Records contained in a dataset
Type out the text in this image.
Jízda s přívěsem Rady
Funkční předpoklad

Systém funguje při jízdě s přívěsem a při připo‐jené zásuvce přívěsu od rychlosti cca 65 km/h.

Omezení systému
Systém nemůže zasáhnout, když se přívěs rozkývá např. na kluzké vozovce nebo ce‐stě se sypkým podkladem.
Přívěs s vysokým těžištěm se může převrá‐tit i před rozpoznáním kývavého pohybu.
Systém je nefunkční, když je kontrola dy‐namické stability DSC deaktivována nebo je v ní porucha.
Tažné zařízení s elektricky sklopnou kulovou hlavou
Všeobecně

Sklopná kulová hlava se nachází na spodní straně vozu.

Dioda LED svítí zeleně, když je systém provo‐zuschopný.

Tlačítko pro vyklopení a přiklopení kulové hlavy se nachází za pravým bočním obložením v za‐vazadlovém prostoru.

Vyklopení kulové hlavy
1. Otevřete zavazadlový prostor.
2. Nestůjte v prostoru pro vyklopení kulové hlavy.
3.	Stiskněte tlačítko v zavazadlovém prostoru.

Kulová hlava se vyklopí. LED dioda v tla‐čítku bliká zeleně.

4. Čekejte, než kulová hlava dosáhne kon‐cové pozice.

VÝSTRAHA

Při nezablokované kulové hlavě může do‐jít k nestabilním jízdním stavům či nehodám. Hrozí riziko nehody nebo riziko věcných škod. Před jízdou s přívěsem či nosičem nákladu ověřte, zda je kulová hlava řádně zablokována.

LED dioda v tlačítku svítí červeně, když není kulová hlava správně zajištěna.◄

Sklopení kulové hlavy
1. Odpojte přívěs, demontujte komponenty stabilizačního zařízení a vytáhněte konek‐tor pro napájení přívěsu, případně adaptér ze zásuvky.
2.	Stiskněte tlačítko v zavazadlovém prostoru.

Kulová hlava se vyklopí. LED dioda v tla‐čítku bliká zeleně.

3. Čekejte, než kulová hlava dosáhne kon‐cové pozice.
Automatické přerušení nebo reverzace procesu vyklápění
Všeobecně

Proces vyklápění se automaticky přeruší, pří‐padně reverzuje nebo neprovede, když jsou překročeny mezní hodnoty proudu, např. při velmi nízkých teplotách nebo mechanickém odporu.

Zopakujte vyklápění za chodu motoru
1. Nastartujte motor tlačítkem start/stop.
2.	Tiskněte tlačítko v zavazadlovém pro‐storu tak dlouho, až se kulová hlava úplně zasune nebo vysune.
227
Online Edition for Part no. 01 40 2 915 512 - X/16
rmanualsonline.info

Direction
Quote all of the entries verbatim.

Output below
Type out the text in this image.
Jízda s přívěsem Rady
Funkční předpoklad

Systém funguje při jízdě s přívěsem a při připo‐jené zásuvce přívěsu od rychlosti cca 65 km/h.

Omezení systému
Systém nemůže zasáhnout, když se přívěs rozkývá např. na kluzké vozovce nebo ce‐stě se sypkým podkladem.
Přívěs s vysokým těžištěm se může převrá‐tit i před rozpoznáním kývavého pohybu.
Systém je nefunkční, když je kontrola dy‐namické stability DSC deaktivována nebo je v ní porucha.
Tažné zařízení s elektricky sklopnou kulovou hlavou
Všeobecně

Sklopná kulová hlava se nachází na spodní straně vozu.

Dioda LED svítí zeleně, když je systém provo‐zuschopný.

Tlačítko pro vyklopení a přiklopení kulové hlavy se nachází za pravým bočním obložením v za‐vazadlovém prostoru.

Vyklopení kulové hlavy
1. Otevřete zavazadlový prostor.
2. Nestůjte v prostoru pro vyklopení kulové hlavy.
3.	Stiskněte tlačítko v zavazadlovém prostoru.

Kulová hlava se vyklopí. LED dioda v tla‐čítku bliká zeleně.

4. Čekejte, než kulová hlava dosáhne kon‐cové pozice.

VÝSTRAHA

Při nezablokované kulové hlavě může do‐jít k nestabilním jízdním stavům či nehodám. Hrozí riziko nehody nebo riziko věcných škod. Před jízdou s přívěsem či nosičem nákladu ověřte, zda je kulová hlava řádně zablokována.

LED dioda v tlačítku svítí červeně, když není kulová hlava správně zajištěna.◄

Sklopení kulové hlavy
1. Odpojte přívěs, demontujte komponenty stabilizačního zařízení a vytáhněte konek‐tor pro napájení přívěsu, případně adaptér ze zásuvky.
2.	Stiskněte tlačítko v zavazadlovém prostoru.

Kulová hlava se vyklopí. LED dioda v tla‐čítku bliká zeleně.

3. Čekejte, než kulová hlava dosáhne kon‐cové pozice.
Automatické přerušení nebo reverzace procesu vyklápění
Všeobecně

Proces vyklápění se automaticky přeruší, pří‐padně reverzuje nebo neprovede, když jsou překročeny mezní hodnoty proudu, např. při velmi nízkých teplotách nebo mechanickém odporu.

Zopakujte vyklápění za chodu motoru
1. Nastartujte motor tlačítkem start/stop.
2.	Tiskněte tlačítko v zavazadlovém pro‐storu tak dlouho, až se kulová hlava úplně zasune nebo vysune.
227
Online Edition for Part no. 01 40 2 915 512 - X/16
rmanualsonline.info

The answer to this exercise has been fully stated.